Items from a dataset
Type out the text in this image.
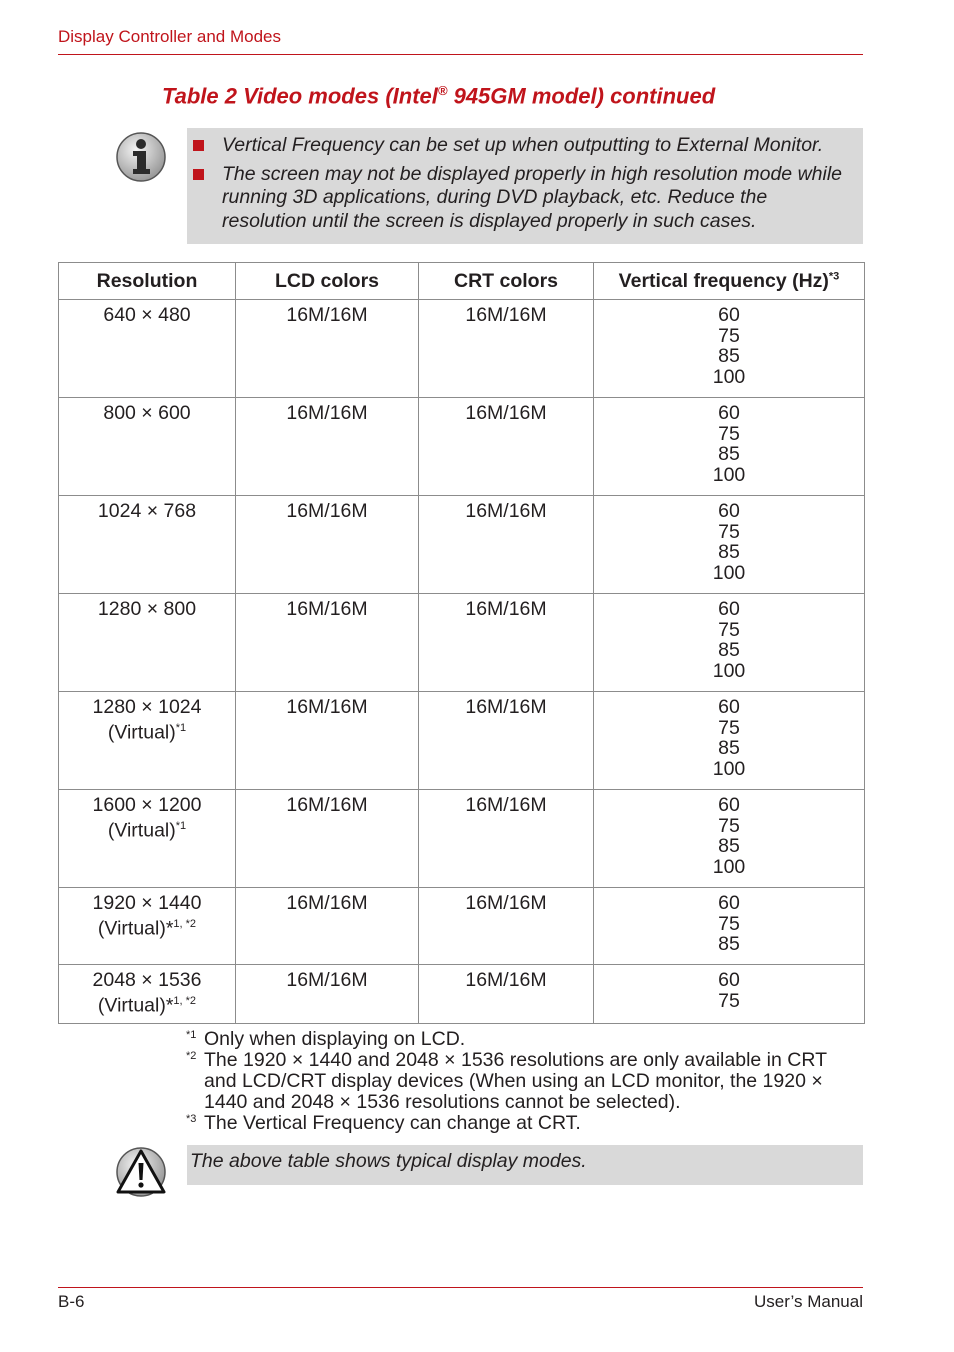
Display Controller and Modes
Table 2 Video modes (Intel® 945GM model) continued
Vertical Frequency can be set up when outputting to External Monitor.
The screen may not be displayed properly in high resolution mode while running 3D applications, during DVD playback, etc. Reduce the resolution until the screen is displayed properly in such cases.
Resolution	LCD colors	CRT colors	Vertical frequency $(Hz)^{*3}$
640 × 480	16M/16M	16M/16M	60
75
85
100

800 × 600	16M/16M	16M/16M	60
75
85
100

1024 × 768	16M/16M	16M/16M	60
75
85
100

1280 × 800	16M/16M	16M/16M	60
75
85
100

1280 × 1024
(Virtual)$^{*1}$	16M/16M	16M/16M	60
75
85
100

1600 × 1200
(Virtual)$^{*1}$	16M/16M	16M/16M	60
75
85
100

1920 × 1440
(Virtual)*$^{1, *2}$	16M/16M	16M/16M	60
75
85

2048 × 1536
(Virtual)*$^{1, *2}$	16M/16M	16M/16M	60
75
*1 Only when displaying on LCD.
*2 The 1920 × 1440 and 2048 × 1536 resolutions are only available in CRT and LCD/CRT display devices (When using an LCD monitor, the 1920 × 1440 and 2048 × 1536 resolutions cannot be selected).
*3 The Vertical Frequency can change at CRT.
The above table shows typical display modes.
B-6	User’s Manual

#### Problem statement
Copy each line exactly, and leave the pictures out of your copy.

#### Exercise solution
Type out the text in this image.
Display Controller and Modes
Table 2 Video modes (Intel® 945GM model) continued
Vertical Frequency can be set up when outputting to External Monitor.
The screen may not be displayed properly in high resolution mode while running 3D applications, during DVD playback, etc. Reduce the resolution until the screen is displayed properly in such cases.
Resolution	LCD colors	CRT colors	Vertical frequency $(Hz)^{*3}$
640 × 480	16M/16M	16M/16M	60
75
85
100

800 × 600	16M/16M	16M/16M	60
75
85
100

1024 × 768	16M/16M	16M/16M	60
75
85
100

1280 × 800	16M/16M	16M/16M	60
75
85
100

1280 × 1024
(Virtual)$^{*1}$	16M/16M	16M/16M	60
75
85
100

1600 × 1200
(Virtual)$^{*1}$	16M/16M	16M/16M	60
75
85
100

1920 × 1440
(Virtual)*$^{1, *2}$	16M/16M	16M/16M	60
75
85

2048 × 1536
(Virtual)*$^{1, *2}$	16M/16M	16M/16M	60
75
*1 Only when displaying on LCD.
*2 The 1920 × 1440 and 2048 × 1536 resolutions are only available in CRT and LCD/CRT display devices (When using an LCD monitor, the 1920 × 1440 and 2048 × 1536 resolutions cannot be selected).
*3 The Vertical Frequency can change at CRT.
The above table shows typical display modes.
B-6	User’s Manual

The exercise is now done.